Reproduce all the lines below exactly and omit the images.

[Collected data entries]
════════════════════
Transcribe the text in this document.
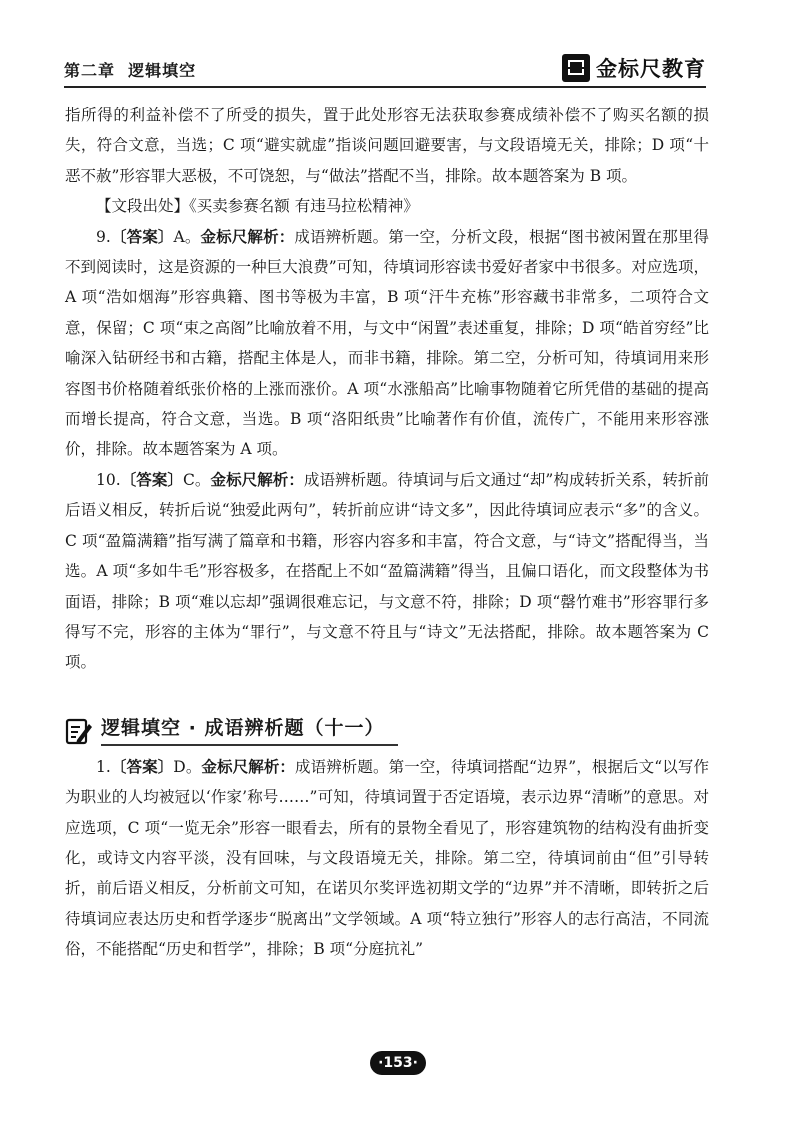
第二章  逻辑填空	金标尺教育

指所得的利益补偿不了所受的损失，置于此处形容无法获取参赛成绩补偿不了购买名额的损失，符合文意，当选；C 项“避实就虚”指谈问题回避要害，与文段语境无关，排除；D 项“十恶不赦”形容罪大恶极，不可饶恕，与“做法”搭配不当，排除。故本题答案为 B 项。

【文段出处】《买卖参赛名额 有违马拉松精神》

9.〔答案〕A。金标尺解析：成语辨析题。第一空，分析文段，根据“图书被闲置在那里得不到阅读时，这是资源的一种巨大浪费”可知，待填词形容读书爱好者家中书很多。对应选项，A 项“浩如烟海”形容典籍、图书等极为丰富，B 项“汗牛充栋”形容藏书非常多，二项符合文意，保留；C 项“束之高阁”比喻放着不用，与文中“闲置”表述重复，排除；D 项“皓首穷经”比喻深入钻研经书和古籍，搭配主体是人，而非书籍，排除。第二空，分析可知，待填词用来形容图书价格随着纸张价格的上涨而涨价。A 项“水涨船高”比喻事物随着它所凭借的基础的提高而增长提高，符合文意，当选。B 项“洛阳纸贵”比喻著作有价值，流传广，不能用来形容涨价，排除。故本题答案为 A 项。

10.〔答案〕C。金标尺解析：成语辨析题。待填词与后文通过“却”构成转折关系，转折前后语义相反，转折后说“独爱此两句”，转折前应讲“诗文多”，因此待填词应表示“多”的含义。C 项“盈篇满籍”指写满了篇章和书籍，形容内容多和丰富，符合文意，与“诗文”搭配得当，当选。A 项“多如牛毛”形容极多，在搭配上不如“盈篇满籍”得当，且偏口语化，而文段整体为书面语，排除；B 项“难以忘却”强调很难忘记，与文意不符，排除；D 项“罄竹难书”形容罪行多得写不完，形容的主体为“罪行”，与文意不符且与“诗文”无法搭配，排除。故本题答案为 C 项。

逻辑填空 · 成语辨析题（十一）

1.〔答案〕D。金标尺解析：成语辨析题。第一空，待填词搭配“边界”，根据后文“以写作为职业的人均被冠以‘作家’称号……”可知，待填词置于否定语境，表示边界“清晰”的意思。对应选项，C 项“一览无余”形容一眼看去，所有的景物全看见了，形容建筑物的结构没有曲折变化，或诗文内容平淡，没有回味，与文段语境无关，排除。第二空，待填词前由“但”引导转折，前后语义相反，分析前文可知，在诺贝尔奖评选初期文学的“边界”并不清晰，即转折之后待填词应表达历史和哲学逐步“脱离出”文学领域。A 项“特立独行”形容人的志行高洁，不同流俗，不能搭配“历史和哲学”，排除；B 项“分庭抗礼”

·153·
════════════════════
#### SOLUTION FOR THIS PROBLEM:
Transcribe the text in this document.
第二章  逻辑填空	金标尺教育

指所得的利益补偿不了所受的损失，置于此处形容无法获取参赛成绩补偿不了购买名额的损失，符合文意，当选；C 项“避实就虚”指谈问题回避要害，与文段语境无关，排除；D 项“十恶不赦”形容罪大恶极，不可饶恕，与“做法”搭配不当，排除。故本题答案为 B 项。

【文段出处】《买卖参赛名额 有违马拉松精神》

9.〔答案〕A。金标尺解析：成语辨析题。第一空，分析文段，根据“图书被闲置在那里得不到阅读时，这是资源的一种巨大浪费”可知，待填词形容读书爱好者家中书很多。对应选项，A 项“浩如烟海”形容典籍、图书等极为丰富，B 项“汗牛充栋”形容藏书非常多，二项符合文意，保留；C 项“束之高阁”比喻放着不用，与文中“闲置”表述重复，排除；D 项“皓首穷经”比喻深入钻研经书和古籍，搭配主体是人，而非书籍，排除。第二空，分析可知，待填词用来形容图书价格随着纸张价格的上涨而涨价。A 项“水涨船高”比喻事物随着它所凭借的基础的提高而增长提高，符合文意，当选。B 项“洛阳纸贵”比喻著作有价值，流传广，不能用来形容涨价，排除。故本题答案为 A 项。

10.〔答案〕C。金标尺解析：成语辨析题。待填词与后文通过“却”构成转折关系，转折前后语义相反，转折后说“独爱此两句”，转折前应讲“诗文多”，因此待填词应表示“多”的含义。C 项“盈篇满籍”指写满了篇章和书籍，形容内容多和丰富，符合文意，与“诗文”搭配得当，当选。A 项“多如牛毛”形容极多，在搭配上不如“盈篇满籍”得当，且偏口语化，而文段整体为书面语，排除；B 项“难以忘却”强调很难忘记，与文意不符，排除；D 项“罄竹难书”形容罪行多得写不完，形容的主体为“罪行”，与文意不符且与“诗文”无法搭配，排除。故本题答案为 C 项。

逻辑填空 · 成语辨析题（十一）

1.〔答案〕D。金标尺解析：成语辨析题。第一空，待填词搭配“边界”，根据后文“以写作为职业的人均被冠以‘作家’称号……”可知，待填词置于否定语境，表示边界“清晰”的意思。对应选项，C 项“一览无余”形容一眼看去，所有的景物全看见了，形容建筑物的结构没有曲折变化，或诗文内容平淡，没有回味，与文段语境无关，排除。第二空，待填词前由“但”引导转折，前后语义相反，分析前文可知，在诺贝尔奖评选初期文学的“边界”并不清晰，即转折之后待填词应表达历史和哲学逐步“脱离出”文学领域。A 项“特立独行”形容人的志行高洁，不同流俗，不能搭配“历史和哲学”，排除；B 项“分庭抗礼”

·153·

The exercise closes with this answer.